CHALLENGE:
Isolate every line in the data with the string "singularra" and copy it.

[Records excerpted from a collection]
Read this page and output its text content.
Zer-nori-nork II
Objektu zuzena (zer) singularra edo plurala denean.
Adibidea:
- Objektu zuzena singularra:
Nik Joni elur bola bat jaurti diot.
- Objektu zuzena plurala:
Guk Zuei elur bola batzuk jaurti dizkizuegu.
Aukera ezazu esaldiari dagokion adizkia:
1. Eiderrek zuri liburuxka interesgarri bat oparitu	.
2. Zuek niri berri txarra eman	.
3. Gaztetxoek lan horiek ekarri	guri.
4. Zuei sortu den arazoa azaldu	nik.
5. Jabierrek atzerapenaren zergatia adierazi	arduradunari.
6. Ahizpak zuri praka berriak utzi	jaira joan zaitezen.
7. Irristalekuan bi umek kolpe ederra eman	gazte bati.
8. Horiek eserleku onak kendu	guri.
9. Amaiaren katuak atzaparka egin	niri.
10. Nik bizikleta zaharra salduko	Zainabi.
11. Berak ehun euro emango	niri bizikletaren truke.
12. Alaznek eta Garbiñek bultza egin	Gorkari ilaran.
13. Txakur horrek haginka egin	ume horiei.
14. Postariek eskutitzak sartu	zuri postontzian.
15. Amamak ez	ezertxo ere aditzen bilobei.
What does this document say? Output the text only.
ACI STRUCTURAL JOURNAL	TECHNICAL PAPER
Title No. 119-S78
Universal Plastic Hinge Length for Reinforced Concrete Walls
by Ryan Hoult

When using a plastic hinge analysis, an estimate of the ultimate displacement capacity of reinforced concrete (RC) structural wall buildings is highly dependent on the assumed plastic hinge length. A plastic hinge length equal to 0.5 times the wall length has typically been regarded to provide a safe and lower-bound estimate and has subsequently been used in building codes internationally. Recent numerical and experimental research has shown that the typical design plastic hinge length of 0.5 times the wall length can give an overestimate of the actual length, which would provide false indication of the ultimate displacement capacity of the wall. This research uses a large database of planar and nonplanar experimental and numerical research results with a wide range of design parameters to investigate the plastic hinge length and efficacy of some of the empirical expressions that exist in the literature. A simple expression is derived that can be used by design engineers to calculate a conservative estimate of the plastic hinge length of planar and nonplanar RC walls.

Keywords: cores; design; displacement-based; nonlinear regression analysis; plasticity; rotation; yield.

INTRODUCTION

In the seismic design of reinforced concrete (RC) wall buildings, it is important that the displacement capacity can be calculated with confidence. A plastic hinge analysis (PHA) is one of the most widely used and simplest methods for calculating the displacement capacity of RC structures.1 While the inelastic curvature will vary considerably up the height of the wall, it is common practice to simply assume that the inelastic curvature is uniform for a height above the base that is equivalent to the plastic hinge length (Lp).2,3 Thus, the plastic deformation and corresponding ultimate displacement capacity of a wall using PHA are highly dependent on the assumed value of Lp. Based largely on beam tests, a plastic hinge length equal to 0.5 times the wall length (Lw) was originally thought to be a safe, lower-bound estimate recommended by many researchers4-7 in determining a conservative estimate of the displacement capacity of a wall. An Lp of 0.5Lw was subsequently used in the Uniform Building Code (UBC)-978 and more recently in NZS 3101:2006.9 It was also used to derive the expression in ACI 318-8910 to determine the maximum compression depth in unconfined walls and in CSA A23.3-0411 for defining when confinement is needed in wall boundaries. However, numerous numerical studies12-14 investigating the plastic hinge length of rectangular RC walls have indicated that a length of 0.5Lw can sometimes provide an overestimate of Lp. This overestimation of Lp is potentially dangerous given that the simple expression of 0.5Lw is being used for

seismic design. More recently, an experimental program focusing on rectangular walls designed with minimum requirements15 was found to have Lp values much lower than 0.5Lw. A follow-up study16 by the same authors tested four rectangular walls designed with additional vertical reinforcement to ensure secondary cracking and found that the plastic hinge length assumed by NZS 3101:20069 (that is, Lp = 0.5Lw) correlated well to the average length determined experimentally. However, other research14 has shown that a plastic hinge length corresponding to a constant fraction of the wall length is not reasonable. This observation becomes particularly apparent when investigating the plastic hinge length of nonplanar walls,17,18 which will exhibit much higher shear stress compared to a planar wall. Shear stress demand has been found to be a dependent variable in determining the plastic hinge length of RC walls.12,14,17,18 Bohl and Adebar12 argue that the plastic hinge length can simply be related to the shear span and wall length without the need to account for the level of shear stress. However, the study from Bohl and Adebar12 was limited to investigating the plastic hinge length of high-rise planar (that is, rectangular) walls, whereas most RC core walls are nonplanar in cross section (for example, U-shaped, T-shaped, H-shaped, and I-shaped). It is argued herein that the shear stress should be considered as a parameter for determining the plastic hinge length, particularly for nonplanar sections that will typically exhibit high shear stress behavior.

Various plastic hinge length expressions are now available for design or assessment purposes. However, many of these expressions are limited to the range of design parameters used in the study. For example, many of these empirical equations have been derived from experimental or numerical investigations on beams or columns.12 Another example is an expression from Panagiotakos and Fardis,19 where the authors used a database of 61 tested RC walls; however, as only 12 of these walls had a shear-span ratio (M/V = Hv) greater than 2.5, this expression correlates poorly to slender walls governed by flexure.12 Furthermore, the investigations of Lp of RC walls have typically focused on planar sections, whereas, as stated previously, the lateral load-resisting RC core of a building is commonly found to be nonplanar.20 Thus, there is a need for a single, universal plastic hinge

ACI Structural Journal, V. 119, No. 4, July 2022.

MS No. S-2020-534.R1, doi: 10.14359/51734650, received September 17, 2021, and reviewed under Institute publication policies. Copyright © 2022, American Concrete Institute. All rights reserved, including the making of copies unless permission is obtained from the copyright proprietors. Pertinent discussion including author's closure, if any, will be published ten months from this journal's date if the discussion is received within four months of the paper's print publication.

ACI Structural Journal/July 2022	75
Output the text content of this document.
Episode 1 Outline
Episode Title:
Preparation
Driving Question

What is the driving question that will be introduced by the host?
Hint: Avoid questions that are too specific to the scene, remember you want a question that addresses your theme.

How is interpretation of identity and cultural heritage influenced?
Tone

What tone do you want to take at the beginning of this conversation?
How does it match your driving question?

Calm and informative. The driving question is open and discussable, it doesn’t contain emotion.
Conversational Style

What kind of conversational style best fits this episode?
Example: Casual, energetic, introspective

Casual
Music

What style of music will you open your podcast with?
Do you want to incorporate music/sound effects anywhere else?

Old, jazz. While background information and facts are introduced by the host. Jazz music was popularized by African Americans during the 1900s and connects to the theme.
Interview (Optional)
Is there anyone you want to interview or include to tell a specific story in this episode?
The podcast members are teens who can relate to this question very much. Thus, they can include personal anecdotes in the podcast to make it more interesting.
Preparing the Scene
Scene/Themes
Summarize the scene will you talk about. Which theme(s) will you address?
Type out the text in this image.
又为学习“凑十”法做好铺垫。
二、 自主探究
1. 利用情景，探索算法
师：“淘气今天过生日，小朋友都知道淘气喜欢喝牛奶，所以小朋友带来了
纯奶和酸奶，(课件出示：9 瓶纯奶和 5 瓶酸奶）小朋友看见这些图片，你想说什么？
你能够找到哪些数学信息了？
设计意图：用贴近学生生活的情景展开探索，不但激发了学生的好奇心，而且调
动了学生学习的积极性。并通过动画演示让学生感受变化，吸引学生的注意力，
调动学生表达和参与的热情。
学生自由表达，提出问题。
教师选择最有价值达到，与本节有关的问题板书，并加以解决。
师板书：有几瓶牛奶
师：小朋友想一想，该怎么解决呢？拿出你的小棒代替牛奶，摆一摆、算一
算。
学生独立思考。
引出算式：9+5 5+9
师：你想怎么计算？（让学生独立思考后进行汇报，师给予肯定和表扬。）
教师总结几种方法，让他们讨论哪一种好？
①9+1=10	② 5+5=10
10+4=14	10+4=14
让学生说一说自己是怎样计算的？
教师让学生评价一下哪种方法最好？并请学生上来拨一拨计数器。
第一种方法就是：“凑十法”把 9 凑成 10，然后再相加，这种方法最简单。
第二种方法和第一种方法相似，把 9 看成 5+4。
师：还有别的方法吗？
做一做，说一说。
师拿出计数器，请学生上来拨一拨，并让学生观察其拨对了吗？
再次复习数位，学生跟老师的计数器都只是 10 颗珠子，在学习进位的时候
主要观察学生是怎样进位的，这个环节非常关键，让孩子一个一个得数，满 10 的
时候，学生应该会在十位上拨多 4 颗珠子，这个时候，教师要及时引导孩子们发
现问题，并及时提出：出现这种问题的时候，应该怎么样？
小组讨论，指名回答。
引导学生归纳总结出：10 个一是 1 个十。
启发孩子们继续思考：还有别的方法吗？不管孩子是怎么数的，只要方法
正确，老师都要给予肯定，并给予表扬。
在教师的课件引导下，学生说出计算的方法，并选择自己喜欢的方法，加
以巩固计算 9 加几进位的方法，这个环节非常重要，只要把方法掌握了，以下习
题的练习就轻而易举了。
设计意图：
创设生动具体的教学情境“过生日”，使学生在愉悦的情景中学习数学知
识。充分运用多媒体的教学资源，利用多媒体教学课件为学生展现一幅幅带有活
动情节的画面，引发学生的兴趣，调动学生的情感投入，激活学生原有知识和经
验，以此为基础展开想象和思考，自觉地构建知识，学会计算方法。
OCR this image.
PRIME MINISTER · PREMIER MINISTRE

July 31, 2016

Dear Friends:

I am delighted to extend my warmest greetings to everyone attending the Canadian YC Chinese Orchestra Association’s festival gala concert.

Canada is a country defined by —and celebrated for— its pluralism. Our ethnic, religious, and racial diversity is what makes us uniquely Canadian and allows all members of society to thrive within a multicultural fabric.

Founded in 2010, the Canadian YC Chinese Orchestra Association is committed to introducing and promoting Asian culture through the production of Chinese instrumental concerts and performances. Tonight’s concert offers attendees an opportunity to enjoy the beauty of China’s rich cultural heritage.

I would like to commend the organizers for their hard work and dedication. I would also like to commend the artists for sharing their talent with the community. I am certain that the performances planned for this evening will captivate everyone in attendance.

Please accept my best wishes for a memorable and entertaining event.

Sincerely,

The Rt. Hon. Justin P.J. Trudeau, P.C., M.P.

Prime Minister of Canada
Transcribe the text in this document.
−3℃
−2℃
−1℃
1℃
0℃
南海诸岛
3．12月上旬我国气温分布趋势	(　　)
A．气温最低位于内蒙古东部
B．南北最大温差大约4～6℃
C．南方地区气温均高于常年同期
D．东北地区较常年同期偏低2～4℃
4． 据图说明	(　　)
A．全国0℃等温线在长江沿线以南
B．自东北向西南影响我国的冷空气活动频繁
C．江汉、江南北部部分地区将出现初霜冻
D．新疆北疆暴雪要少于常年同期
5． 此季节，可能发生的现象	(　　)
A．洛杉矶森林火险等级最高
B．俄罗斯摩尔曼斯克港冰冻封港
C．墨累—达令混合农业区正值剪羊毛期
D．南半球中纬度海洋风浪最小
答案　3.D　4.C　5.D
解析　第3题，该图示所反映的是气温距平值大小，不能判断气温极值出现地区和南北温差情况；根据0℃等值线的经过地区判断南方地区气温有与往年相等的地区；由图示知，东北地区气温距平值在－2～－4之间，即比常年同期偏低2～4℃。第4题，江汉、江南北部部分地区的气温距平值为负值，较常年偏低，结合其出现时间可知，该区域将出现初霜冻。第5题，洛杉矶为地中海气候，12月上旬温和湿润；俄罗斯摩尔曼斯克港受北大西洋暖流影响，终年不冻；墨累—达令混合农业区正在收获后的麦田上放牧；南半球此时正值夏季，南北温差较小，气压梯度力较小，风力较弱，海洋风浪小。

RESPONSE TO THE EXERCISE:
Objektu zuzena (zer) singularra edo plurala denean.
- Objektu zuzena singularra:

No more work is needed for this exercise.